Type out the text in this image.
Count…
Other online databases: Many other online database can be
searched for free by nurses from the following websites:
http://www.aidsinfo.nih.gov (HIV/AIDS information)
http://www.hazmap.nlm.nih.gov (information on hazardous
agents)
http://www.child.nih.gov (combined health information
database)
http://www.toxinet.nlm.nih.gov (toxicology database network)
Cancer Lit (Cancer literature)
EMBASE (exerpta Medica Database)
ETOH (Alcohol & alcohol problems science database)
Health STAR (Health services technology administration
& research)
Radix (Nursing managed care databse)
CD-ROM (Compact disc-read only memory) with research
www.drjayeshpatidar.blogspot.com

■ ■ ■ ■ ■

▸ Task to carry out
Please quote the data above in full, with no line missing.

▸ Solution to this problem
Type out the text in this image.
Count…
Other online databases: Many other online database can be
searched for free by nurses from the following websites:
http://www.aidsinfo.nih.gov (HIV/AIDS information)
http://www.hazmap.nlm.nih.gov (information on hazardous
agents)
http://www.child.nih.gov (combined health information
database)
http://www.toxinet.nlm.nih.gov (toxicology database network)
Cancer Lit (Cancer literature)
EMBASE (exerpta Medica Database)
ETOH (Alcohol & alcohol problems science database)
Health STAR (Health services technology administration
& research)
Radix (Nursing managed care databse)
CD-ROM (Compact disc-read only memory) with research
www.drjayeshpatidar.blogspot.com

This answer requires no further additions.